** Begin Data lines **

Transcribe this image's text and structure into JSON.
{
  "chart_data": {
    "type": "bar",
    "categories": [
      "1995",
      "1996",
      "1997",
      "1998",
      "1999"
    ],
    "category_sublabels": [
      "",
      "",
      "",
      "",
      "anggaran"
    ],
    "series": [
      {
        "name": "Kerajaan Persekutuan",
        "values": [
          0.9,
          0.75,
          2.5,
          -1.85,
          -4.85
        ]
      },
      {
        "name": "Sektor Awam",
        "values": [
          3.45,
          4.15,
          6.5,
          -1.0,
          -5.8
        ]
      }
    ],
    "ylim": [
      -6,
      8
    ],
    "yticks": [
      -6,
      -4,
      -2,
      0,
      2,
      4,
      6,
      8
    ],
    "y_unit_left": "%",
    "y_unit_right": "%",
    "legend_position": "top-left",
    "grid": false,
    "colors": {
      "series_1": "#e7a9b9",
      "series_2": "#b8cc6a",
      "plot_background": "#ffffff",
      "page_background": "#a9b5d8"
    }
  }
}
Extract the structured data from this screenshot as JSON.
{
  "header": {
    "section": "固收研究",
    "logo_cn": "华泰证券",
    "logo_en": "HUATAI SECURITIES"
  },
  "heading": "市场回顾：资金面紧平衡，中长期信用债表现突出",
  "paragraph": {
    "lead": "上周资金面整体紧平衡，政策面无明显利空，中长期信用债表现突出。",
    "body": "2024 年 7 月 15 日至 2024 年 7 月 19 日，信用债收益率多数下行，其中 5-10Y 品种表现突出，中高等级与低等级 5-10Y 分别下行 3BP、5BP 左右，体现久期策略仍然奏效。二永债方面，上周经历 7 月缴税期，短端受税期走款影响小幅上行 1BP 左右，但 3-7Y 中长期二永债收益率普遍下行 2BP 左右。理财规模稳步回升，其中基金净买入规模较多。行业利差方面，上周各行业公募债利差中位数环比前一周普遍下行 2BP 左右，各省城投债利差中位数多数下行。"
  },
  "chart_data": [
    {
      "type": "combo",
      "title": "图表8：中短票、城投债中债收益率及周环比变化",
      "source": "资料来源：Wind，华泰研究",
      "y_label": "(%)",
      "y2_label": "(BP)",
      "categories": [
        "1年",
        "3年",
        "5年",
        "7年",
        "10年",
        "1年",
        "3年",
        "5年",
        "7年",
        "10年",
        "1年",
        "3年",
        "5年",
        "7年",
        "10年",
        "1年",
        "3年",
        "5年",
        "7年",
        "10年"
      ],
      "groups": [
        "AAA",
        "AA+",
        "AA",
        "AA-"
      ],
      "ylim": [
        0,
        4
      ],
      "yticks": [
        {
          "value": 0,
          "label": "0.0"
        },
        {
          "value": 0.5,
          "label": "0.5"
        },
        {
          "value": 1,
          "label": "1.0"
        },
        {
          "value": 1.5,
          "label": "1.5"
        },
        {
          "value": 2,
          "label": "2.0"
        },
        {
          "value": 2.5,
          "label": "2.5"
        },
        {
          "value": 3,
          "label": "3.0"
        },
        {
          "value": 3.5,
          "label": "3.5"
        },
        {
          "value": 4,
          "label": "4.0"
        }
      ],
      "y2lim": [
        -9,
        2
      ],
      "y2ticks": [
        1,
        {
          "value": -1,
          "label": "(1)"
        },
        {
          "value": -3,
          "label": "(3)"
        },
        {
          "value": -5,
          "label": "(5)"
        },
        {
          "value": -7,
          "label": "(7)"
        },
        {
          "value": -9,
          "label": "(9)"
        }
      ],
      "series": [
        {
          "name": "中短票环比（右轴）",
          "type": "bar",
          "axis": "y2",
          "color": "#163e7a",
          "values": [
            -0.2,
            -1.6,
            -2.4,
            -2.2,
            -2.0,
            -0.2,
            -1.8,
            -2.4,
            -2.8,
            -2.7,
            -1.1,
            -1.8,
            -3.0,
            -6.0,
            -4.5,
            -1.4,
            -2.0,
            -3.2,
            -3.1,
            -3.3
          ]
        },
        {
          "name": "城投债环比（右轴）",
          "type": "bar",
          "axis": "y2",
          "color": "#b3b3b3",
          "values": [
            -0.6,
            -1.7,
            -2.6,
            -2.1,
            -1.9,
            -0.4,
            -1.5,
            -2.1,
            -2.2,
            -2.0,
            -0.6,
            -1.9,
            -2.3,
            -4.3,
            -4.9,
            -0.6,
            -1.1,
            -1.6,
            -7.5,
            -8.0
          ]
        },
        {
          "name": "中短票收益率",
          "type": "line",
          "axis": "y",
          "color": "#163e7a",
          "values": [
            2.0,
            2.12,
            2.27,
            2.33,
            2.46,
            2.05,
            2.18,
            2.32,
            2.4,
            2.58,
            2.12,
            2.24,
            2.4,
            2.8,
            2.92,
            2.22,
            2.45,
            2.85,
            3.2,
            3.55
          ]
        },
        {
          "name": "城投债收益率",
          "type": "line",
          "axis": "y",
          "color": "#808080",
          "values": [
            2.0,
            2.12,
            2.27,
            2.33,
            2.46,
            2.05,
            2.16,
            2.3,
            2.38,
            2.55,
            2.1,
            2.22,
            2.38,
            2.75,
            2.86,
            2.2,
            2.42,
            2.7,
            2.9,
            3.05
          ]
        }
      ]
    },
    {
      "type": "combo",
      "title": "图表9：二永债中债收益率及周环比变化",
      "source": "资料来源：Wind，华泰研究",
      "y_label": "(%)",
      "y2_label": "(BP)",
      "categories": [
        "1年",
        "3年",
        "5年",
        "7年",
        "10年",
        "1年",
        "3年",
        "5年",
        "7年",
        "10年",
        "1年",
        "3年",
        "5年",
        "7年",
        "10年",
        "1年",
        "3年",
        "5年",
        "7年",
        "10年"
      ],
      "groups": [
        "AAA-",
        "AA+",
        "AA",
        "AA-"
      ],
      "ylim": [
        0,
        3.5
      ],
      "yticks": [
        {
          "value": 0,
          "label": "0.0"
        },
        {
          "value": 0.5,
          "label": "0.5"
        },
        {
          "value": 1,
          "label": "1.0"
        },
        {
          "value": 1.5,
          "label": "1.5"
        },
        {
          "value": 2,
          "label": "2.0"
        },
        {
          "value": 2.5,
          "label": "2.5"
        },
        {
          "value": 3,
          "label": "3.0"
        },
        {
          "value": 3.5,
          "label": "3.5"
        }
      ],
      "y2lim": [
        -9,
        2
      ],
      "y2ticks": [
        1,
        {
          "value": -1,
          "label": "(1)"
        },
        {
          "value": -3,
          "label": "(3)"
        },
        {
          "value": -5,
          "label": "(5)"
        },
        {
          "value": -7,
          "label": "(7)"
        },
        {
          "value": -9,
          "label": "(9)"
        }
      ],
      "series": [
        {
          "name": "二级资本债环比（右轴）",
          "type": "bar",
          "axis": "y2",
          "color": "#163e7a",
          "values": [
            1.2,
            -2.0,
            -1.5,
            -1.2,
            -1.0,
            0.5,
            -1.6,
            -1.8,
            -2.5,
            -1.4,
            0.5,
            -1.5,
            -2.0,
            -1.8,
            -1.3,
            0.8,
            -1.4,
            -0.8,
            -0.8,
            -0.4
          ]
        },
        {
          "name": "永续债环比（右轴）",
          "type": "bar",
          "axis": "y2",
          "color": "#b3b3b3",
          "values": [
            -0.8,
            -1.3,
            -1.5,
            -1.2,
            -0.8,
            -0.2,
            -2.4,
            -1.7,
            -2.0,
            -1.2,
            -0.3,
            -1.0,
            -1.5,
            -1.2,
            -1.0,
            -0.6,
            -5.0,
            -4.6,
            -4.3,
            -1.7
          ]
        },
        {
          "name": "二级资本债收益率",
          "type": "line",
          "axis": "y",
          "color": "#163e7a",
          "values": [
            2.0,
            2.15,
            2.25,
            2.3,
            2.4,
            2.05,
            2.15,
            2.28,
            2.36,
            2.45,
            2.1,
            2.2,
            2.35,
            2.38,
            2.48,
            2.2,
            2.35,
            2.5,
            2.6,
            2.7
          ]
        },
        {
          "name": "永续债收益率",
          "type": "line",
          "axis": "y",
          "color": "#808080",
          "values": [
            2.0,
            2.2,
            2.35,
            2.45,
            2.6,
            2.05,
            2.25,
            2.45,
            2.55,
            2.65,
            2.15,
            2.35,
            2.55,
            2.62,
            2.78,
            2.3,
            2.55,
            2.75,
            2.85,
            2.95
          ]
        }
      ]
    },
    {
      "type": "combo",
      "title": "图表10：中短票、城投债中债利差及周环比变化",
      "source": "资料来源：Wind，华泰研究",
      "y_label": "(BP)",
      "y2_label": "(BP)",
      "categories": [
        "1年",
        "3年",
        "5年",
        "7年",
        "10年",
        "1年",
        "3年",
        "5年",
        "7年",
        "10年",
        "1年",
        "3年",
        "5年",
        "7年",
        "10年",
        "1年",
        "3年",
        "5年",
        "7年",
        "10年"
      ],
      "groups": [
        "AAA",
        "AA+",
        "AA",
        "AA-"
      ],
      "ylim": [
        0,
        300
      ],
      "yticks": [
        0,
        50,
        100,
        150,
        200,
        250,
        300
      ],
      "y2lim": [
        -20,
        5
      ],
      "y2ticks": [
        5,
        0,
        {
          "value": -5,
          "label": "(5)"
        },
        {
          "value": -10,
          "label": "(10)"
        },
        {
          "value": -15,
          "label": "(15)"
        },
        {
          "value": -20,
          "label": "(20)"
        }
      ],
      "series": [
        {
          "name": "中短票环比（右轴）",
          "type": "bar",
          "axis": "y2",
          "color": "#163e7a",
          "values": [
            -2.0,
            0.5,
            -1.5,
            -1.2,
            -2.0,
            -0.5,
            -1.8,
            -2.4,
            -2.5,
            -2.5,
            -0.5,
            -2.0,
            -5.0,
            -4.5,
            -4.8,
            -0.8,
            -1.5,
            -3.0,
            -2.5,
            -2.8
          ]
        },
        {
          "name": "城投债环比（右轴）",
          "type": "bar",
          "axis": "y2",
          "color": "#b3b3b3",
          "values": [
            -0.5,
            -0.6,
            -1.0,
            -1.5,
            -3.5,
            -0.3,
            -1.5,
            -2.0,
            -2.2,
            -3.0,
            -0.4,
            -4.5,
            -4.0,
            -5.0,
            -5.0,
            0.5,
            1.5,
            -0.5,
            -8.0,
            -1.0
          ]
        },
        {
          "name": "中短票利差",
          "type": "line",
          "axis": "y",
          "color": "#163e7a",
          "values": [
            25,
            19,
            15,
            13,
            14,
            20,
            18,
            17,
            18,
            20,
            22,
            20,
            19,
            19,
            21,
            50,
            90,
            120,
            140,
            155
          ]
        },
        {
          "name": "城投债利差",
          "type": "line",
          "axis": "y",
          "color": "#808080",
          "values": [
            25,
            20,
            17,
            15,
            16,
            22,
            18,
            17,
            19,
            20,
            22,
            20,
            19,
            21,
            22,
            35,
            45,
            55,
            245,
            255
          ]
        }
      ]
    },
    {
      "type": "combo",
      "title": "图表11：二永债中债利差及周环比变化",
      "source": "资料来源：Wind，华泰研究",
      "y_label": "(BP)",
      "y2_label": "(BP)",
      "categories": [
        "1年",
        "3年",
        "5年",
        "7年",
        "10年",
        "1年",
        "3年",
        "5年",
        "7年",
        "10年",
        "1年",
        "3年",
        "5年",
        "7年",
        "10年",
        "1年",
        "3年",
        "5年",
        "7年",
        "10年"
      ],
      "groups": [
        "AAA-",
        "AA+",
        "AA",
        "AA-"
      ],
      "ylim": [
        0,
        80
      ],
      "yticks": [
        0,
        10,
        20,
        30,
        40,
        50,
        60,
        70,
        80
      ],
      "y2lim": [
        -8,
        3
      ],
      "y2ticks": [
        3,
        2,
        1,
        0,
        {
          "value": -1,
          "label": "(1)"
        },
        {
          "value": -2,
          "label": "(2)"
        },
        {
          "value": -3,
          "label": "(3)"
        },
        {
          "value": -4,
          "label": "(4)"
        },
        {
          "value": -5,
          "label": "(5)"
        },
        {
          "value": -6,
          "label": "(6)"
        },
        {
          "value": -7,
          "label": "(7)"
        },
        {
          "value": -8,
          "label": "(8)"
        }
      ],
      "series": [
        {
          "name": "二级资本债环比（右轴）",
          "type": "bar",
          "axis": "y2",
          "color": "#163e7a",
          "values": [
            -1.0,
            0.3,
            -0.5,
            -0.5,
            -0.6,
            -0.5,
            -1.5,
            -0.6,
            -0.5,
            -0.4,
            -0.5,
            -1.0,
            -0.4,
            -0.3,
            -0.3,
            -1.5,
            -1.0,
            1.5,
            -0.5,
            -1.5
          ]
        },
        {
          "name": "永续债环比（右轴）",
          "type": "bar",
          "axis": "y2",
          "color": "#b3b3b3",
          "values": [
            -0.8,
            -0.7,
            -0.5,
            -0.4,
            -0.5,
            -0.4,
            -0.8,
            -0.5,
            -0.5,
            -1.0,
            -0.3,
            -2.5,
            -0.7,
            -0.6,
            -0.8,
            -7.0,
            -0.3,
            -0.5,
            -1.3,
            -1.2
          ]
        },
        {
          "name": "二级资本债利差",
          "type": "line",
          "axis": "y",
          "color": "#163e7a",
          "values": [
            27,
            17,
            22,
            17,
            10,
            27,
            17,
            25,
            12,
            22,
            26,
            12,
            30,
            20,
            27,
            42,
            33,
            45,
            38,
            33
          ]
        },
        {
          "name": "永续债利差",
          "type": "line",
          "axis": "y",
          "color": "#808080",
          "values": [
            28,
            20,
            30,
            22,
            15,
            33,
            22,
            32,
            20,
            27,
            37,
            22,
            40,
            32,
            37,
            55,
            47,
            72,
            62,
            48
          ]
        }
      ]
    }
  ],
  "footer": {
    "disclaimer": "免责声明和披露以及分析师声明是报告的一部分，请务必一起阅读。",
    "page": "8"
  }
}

** End Data lines **

Set exercise -
Write out every line of the data that holds the word "this".

Reply -
Transcribe this image's text and structure into JSON.
Extract the structured data from this screenshot as JSON.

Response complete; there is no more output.